WHAT IS EXPECTED: Word for word, set down the records and skip each picture.

====== RECORDS SHOWN ======

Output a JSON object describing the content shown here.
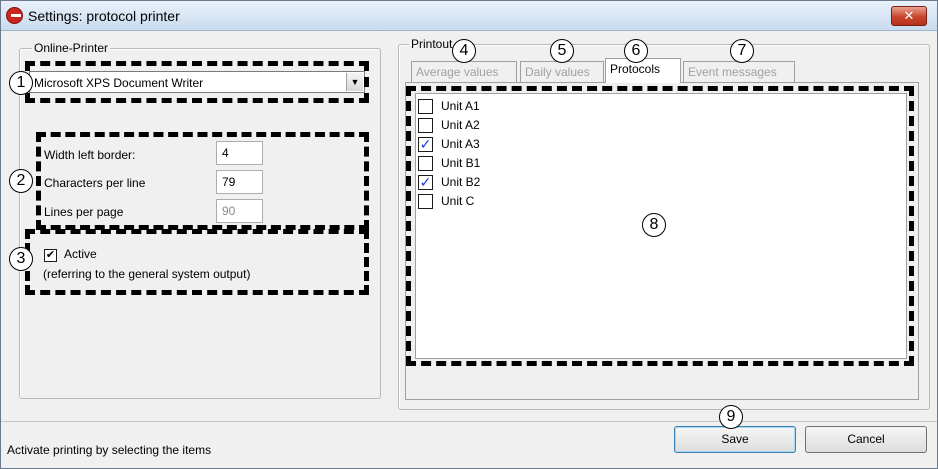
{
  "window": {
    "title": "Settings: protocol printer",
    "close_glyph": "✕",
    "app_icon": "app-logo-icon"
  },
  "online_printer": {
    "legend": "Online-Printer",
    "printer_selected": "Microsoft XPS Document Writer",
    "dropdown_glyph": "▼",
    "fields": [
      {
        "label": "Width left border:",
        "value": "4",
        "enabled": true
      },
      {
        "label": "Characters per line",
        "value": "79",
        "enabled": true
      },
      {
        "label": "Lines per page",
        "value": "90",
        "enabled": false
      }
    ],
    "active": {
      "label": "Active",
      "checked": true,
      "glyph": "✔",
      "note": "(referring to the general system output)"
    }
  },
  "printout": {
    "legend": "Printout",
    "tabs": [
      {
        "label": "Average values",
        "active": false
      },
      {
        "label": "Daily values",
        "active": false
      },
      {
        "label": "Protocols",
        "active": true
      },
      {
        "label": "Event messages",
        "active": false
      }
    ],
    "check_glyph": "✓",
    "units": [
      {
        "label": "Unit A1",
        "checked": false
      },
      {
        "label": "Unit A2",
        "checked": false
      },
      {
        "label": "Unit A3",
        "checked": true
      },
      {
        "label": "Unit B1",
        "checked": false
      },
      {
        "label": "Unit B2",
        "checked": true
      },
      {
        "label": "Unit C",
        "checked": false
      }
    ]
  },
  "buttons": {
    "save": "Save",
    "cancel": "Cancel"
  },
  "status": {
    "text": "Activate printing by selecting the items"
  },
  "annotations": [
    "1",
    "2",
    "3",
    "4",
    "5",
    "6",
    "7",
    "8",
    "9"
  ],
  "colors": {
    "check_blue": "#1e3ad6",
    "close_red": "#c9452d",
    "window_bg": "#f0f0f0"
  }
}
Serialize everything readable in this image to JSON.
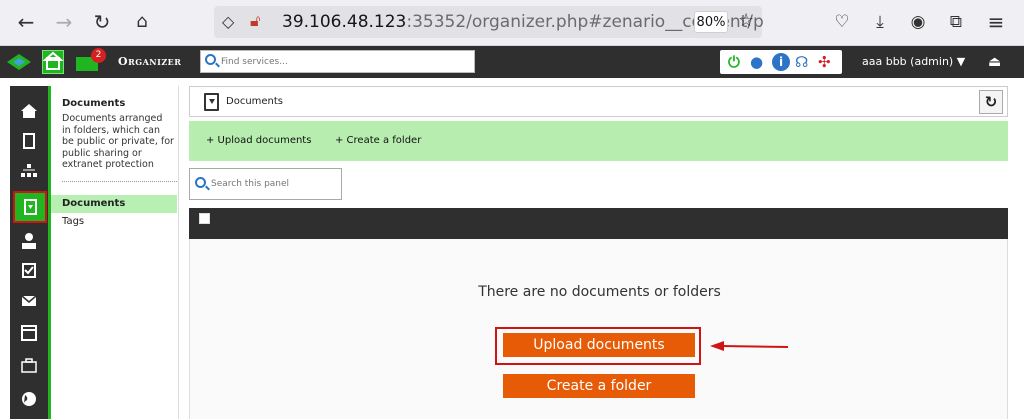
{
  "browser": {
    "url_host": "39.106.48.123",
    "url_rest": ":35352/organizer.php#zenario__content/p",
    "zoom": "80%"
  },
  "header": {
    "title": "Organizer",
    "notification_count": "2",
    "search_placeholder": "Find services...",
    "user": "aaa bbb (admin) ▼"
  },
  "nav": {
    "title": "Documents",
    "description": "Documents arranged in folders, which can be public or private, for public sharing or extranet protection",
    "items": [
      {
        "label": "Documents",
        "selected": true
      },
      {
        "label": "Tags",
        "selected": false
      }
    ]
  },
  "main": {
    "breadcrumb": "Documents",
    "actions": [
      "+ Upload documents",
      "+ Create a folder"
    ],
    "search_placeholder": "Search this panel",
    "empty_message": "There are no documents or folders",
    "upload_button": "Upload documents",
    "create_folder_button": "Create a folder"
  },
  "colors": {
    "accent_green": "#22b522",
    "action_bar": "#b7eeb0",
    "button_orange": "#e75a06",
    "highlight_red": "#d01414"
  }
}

======

REPLY TO THE EXERCISE:
Output a JSON object describing the content shown here.
{
  "window": {
    "title": "Settings: protocol printer",
    "close_glyph": "✕",
    "app_icon": "app-logo-icon"
  },
  "online_printer": {
    "legend": "Online-Printer",
    "printer_selected": "Microsoft XPS Document Writer",
    "dropdown_glyph": "▼",
    "fields": [
      {
        "label": "Width left border:",
        "value": "4",
        "enabled": true
      },
      {
        "label": "Characters per line",
        "value": "79",
        "enabled": true
      },
      {
        "label": "Lines per page",
        "value": "90",
        "enabled": false
      }
    ],
    "active": {
      "label": "Active",
      "checked": true,
      "glyph": "✔",
      "note": "(referring to the general system output)"
    }
  },
  "printout": {
    "legend": "Printout",
    "tabs": [
      {
        "label": "Average values",
        "active": false
      },
      {
        "label": "Daily values",
        "active": false
      },
      {
        "label": "Protocols",
        "active": true
      },
      {
        "label": "Event messages",
        "active": false
      }
    ],
    "check_glyph": "✓",
    "units": [
      {
        "label": "Unit A1",
        "checked": false
      },
      {
        "label": "Unit A2",
        "checked": false
      },
      {
        "label": "Unit A3",
        "checked": true
      },
      {
        "label": "Unit B1",
        "checked": false
      },
      {
        "label": "Unit B2",
        "checked": true
      },
      {
        "label": "Unit C",
        "checked": false
      }
    ]
  },
  "buttons": {
    "save": "Save",
    "cancel": "Cancel"
  },
  "status": {
    "text": "Activate printing by selecting the items"
  },
  "annotations": [
    "1",
    "2",
    "3",
    "4",
    "5",
    "6",
    "7",
    "8",
    "9"
  ],
  "colors": {
    "check_blue": "#1e3ad6",
    "close_red": "#c9452d",
    "window_bg": "#f0f0f0"
  }
}
Serialize everything readable in this image to JSON.
{
  "browser": {
    "url_host": "39.106.48.123",
    "url_rest": ":35352/organizer.php#zenario__content/p",
    "zoom": "80%"
  },
  "header": {
    "title": "Organizer",
    "notification_count": "2",
    "search_placeholder": "Find services...",
    "user": "aaa bbb (admin) ▼"
  },
  "nav": {
    "title": "Documents",
    "description": "Documents arranged in folders, which can be public or private, for public sharing or extranet protection",
    "items": [
      {
        "label": "Documents",
        "selected": true
      },
      {
        "label": "Tags",
        "selected": false
      }
    ]
  },
  "main": {
    "breadcrumb": "Documents",
    "actions": [
      "+ Upload documents",
      "+ Create a folder"
    ],
    "search_placeholder": "Search this panel",
    "empty_message": "There are no documents or folders",
    "upload_button": "Upload documents",
    "create_folder_button": "Create a folder"
  },
  "colors": {
    "accent_green": "#22b522",
    "action_bar": "#b7eeb0",
    "button_orange": "#e75a06",
    "highlight_red": "#d01414"
  }
}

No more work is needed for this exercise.